Copy nothing but the text: repeat each entry exactly and drop the images.

--- start ---

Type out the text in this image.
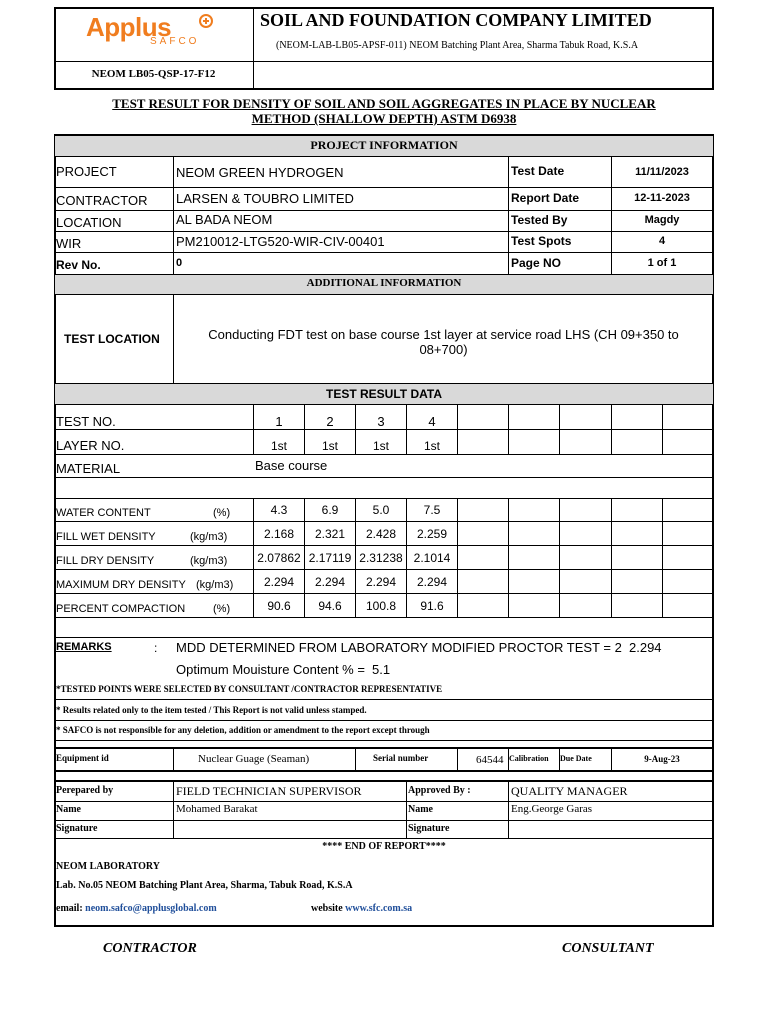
Applus
SAFCO
SOIL AND FOUNDATION COMPANY LIMITED
(NEOM-LAB-LB05-APSF-011) NEOM Batching Plant Area, Sharma Tabuk Road, K.S.A
NEOM LB05-QSP-17-F12
TEST RESULT FOR DENSITY OF SOIL AND SOIL AGGREGATES IN PLACE BY NUCLEAR
METHOD (SHALLOW DEPTH) ASTM D6938
PROJECT INFORMATION
PROJECT	NEOM GREEN HYDROGEN	Test Date	11/11/2023
CONTRACTOR LARSEN & TOUBRO LIMITED	Report Date	12-11-2023
LOCATION	AL BADA NEOM	Tested By	Magdy
WIR	PM210012-LTG520-WIR-CIV-00401	Test Spots	4
Rev No.	0	Page NO	1 of 1
ADDITIONAL INFORMATION
TEST LOCATION	Conducting FDT test on base course 1st layer at service road LHS (CH 09+350 to
08+700)
TEST RESULT DATA
TEST NO.	1	2	3	4
LAYER NO.	1st	1st	1st	1st
MATERIAL	Base course
WATER CONTENT	(%)	4.3	6.9	5.0	7.5
FILL WET DENSITY	(kg/m3)	2.168	2.321	2.428	2.259
FILL DRY DENSITY	(kg/m3)	2.07862 2.17119 2.31238 2.1014
MAXIMUM DRY DENSITY (kg/m3)	2.294	2.294	2.294	2.294
PERCENT COMPACTION	(%)	90.6	94.6	100.8	91.6
REMARKS	: MDD DETERMINED FROM LABORATORY MODIFIED PROCTOR TEST = 2 2.294
Optimum Mouisture Content % = 5.1
*TESTED POINTS WERE SELECTED BY CONSULTANT /CONTRACTOR REPRESENTATIVE
* Results related only to the item tested / This Report is not valid unless stamped.
* SAFCO is not responsible for any deletion, addition or amendment to the report except through
Equipment id	Nuclear Guage (Seaman)	Serial number	64544 Calibration Due Date	9-Aug-23
Perepared by	FIELD TECHNICIAN SUPERVISOR	Approved By :	QUALITY MANAGER
Name	Mohamed Barakat	Name	Eng.George Garas
Signature	Signature
**** END OF REPORT****
NEOM LABORATORY
Lab. No.05 NEOM Batching Plant Area, Sharma, Tabuk Road, K.S.A
email: neom.safco@applusglobal.com	website www.sfc.com.sa
CONTRACTOR	CONSULTANT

--- end ---

[The response]
Type out the text in this image.
Applus
SAFCO
SOIL AND FOUNDATION COMPANY LIMITED
(NEOM-LAB-LB05-APSF-011) NEOM Batching Plant Area, Sharma Tabuk Road, K.S.A
NEOM LB05-QSP-17-F12
TEST RESULT FOR DENSITY OF SOIL AND SOIL AGGREGATES IN PLACE BY NUCLEAR
METHOD (SHALLOW DEPTH) ASTM D6938
PROJECT INFORMATION
PROJECT	NEOM GREEN HYDROGEN	Test Date	11/11/2023
CONTRACTOR LARSEN & TOUBRO LIMITED	Report Date	12-11-2023
LOCATION	AL BADA NEOM	Tested By	Magdy
WIR	PM210012-LTG520-WIR-CIV-00401	Test Spots	4
Rev No.	0	Page NO	1 of 1
ADDITIONAL INFORMATION
TEST LOCATION	Conducting FDT test on base course 1st layer at service road LHS (CH 09+350 to
08+700)
TEST RESULT DATA
TEST NO.	1	2	3	4
LAYER NO.	1st	1st	1st	1st
MATERIAL	Base course
WATER CONTENT	(%)	4.3	6.9	5.0	7.5
FILL WET DENSITY	(kg/m3)	2.168	2.321	2.428	2.259
FILL DRY DENSITY	(kg/m3)	2.07862 2.17119 2.31238 2.1014
MAXIMUM DRY DENSITY (kg/m3)	2.294	2.294	2.294	2.294
PERCENT COMPACTION	(%)	90.6	94.6	100.8	91.6
REMARKS	: MDD DETERMINED FROM LABORATORY MODIFIED PROCTOR TEST = 2 2.294
Optimum Mouisture Content % = 5.1
*TESTED POINTS WERE SELECTED BY CONSULTANT /CONTRACTOR REPRESENTATIVE
* Results related only to the item tested / This Report is not valid unless stamped.
* SAFCO is not responsible for any deletion, addition or amendment to the report except through
Equipment id	Nuclear Guage (Seaman)	Serial number	64544 Calibration Due Date	9-Aug-23
Perepared by	FIELD TECHNICIAN SUPERVISOR	Approved By :	QUALITY MANAGER
Name	Mohamed Barakat	Name	Eng.George Garas
Signature	Signature
**** END OF REPORT****
NEOM LABORATORY
Lab. No.05 NEOM Batching Plant Area, Sharma, Tabuk Road, K.S.A
email: neom.safco@applusglobal.com	website www.sfc.com.sa
CONTRACTOR	CONSULTANT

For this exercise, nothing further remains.